■ **YOUR OBJECTIVE**
Copy out each line exactly as it appears.

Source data
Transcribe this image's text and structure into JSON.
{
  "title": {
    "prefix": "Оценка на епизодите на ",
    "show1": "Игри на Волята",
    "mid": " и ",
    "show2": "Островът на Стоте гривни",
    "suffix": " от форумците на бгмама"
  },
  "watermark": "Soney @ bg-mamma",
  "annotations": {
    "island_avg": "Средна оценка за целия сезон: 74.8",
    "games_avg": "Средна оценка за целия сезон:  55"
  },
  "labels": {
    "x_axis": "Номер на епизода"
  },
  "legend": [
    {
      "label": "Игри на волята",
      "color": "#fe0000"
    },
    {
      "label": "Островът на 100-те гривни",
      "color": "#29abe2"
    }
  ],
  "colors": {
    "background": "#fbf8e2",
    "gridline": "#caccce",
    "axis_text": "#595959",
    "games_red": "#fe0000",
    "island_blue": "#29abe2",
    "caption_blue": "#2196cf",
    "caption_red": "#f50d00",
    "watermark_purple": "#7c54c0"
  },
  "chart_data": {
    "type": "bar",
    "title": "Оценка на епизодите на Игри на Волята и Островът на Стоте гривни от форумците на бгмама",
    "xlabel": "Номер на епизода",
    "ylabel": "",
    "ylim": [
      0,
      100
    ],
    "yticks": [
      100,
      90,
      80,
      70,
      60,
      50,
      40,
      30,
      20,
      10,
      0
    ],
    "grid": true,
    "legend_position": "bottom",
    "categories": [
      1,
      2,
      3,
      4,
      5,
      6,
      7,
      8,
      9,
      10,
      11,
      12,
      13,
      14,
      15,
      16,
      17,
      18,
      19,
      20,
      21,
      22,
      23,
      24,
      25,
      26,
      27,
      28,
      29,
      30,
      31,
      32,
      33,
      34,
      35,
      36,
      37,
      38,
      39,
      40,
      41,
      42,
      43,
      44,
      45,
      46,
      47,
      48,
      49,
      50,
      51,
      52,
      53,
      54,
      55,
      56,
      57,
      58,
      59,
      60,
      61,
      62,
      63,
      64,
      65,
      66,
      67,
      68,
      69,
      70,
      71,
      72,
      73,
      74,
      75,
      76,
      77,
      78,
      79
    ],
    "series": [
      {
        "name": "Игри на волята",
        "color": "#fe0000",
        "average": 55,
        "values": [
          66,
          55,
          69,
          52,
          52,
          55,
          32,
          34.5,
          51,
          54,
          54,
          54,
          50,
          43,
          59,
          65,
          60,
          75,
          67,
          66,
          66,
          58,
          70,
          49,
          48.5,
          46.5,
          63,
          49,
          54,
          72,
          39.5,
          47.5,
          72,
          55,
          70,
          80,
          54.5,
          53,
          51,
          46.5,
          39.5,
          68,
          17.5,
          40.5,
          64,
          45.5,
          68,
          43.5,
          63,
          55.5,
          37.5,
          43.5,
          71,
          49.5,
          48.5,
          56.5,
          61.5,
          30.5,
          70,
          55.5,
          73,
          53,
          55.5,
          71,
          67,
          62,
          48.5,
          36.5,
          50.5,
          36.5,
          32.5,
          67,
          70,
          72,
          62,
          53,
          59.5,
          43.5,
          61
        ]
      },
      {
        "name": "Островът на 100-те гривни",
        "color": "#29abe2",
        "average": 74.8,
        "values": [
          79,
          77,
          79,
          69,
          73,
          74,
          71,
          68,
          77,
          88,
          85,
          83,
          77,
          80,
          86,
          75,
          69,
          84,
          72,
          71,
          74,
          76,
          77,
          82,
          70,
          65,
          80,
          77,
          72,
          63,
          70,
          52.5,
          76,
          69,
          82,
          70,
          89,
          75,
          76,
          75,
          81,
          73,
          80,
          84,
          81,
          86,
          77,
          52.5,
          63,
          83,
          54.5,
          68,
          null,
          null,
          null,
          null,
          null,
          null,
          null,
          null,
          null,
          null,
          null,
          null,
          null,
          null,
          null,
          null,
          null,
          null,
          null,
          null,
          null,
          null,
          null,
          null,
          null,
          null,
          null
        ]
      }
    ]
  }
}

■ **REPLY**
Transcribe this image's text and structure into JSON.
{
  "title": {
    "prefix": "Оценка на епизодите на ",
    "show1": "Игри на Волята",
    "mid": " и ",
    "show2": "Островът на Стоте гривни",
    "suffix": " от форумците на бгмама"
  },
  "watermark": "Soney @ bg-mamma",
  "annotations": {
    "island_avg": "Средна оценка за целия сезон: 74.8",
    "games_avg": "Средна оценка за целия сезон:  55"
  },
  "labels": {
    "x_axis": "Номер на епизода"
  },
  "legend": [
    {
      "label": "Игри на волята",
      "color": "#fe0000"
    },
    {
      "label": "Островът на 100-те гривни",
      "color": "#29abe2"
    }
  ],
  "colors": {
    "background": "#fbf8e2",
    "gridline": "#caccce",
    "axis_text": "#595959",
    "games_red": "#fe0000",
    "island_blue": "#29abe2",
    "caption_blue": "#2196cf",
    "caption_red": "#f50d00",
    "watermark_purple": "#7c54c0"
  },
  "chart_data": {
    "type": "bar",
    "title": "Оценка на епизодите на Игри на Волята и Островът на Стоте гривни от форумците на бгмама",
    "xlabel": "Номер на епизода",
    "ylabel": "",
    "ylim": [
      0,
      100
    ],
    "yticks": [
      100,
      90,
      80,
      70,
      60,
      50,
      40,
      30,
      20,
      10,
      0
    ],
    "grid": true,
    "legend_position": "bottom",
    "categories": [
      1,
      2,
      3,
      4,
      5,
      6,
      7,
      8,
      9,
      10,
      11,
      12,
      13,
      14,
      15,
      16,
      17,
      18,
      19,
      20,
      21,
      22,
      23,
      24,
      25,
      26,
      27,
      28,
      29,
      30,
      31,
      32,
      33,
      34,
      35,
      36,
      37,
      38,
      39,
      40,
      41,
      42,
      43,
      44,
      45,
      46,
      47,
      48,
      49,
      50,
      51,
      52,
      53,
      54,
      55,
      56,
      57,
      58,
      59,
      60,
      61,
      62,
      63,
      64,
      65,
      66,
      67,
      68,
      69,
      70,
      71,
      72,
      73,
      74,
      75,
      76,
      77,
      78,
      79
    ],
    "series": [
      {
        "name": "Игри на волята",
        "color": "#fe0000",
        "average": 55,
        "values": [
          66,
          55,
          69,
          52,
          52,
          55,
          32,
          34.5,
          51,
          54,
          54,
          54,
          50,
          43,
          59,
          65,
          60,
          75,
          67,
          66,
          66,
          58,
          70,
          49,
          48.5,
          46.5,
          63,
          49,
          54,
          72,
          39.5,
          47.5,
          72,
          55,
          70,
          80,
          54.5,
          53,
          51,
          46.5,
          39.5,
          68,
          17.5,
          40.5,
          64,
          45.5,
          68,
          43.5,
          63,
          55.5,
          37.5,
          43.5,
          71,
          49.5,
          48.5,
          56.5,
          61.5,
          30.5,
          70,
          55.5,
          73,
          53,
          55.5,
          71,
          67,
          62,
          48.5,
          36.5,
          50.5,
          36.5,
          32.5,
          67,
          70,
          72,
          62,
          53,
          59.5,
          43.5,
          61
        ]
      },
      {
        "name": "Островът на 100-те гривни",
        "color": "#29abe2",
        "average": 74.8,
        "values": [
          79,
          77,
          79,
          69,
          73,
          74,
          71,
          68,
          77,
          88,
          85,
          83,
          77,
          80,
          86,
          75,
          69,
          84,
          72,
          71,
          74,
          76,
          77,
          82,
          70,
          65,
          80,
          77,
          72,
          63,
          70,
          52.5,
          76,
          69,
          82,
          70,
          89,
          75,
          76,
          75,
          81,
          73,
          80,
          84,
          81,
          86,
          77,
          52.5,
          63,
          83,
          54.5,
          68,
          null,
          null,
          null,
          null,
          null,
          null,
          null,
          null,
          null,
          null,
          null,
          null,
          null,
          null,
          null,
          null,
          null,
          null,
          null,
          null,
          null,
          null,
          null,
          null,
          null,
          null,
          null
        ]
      }
    ]
  }
}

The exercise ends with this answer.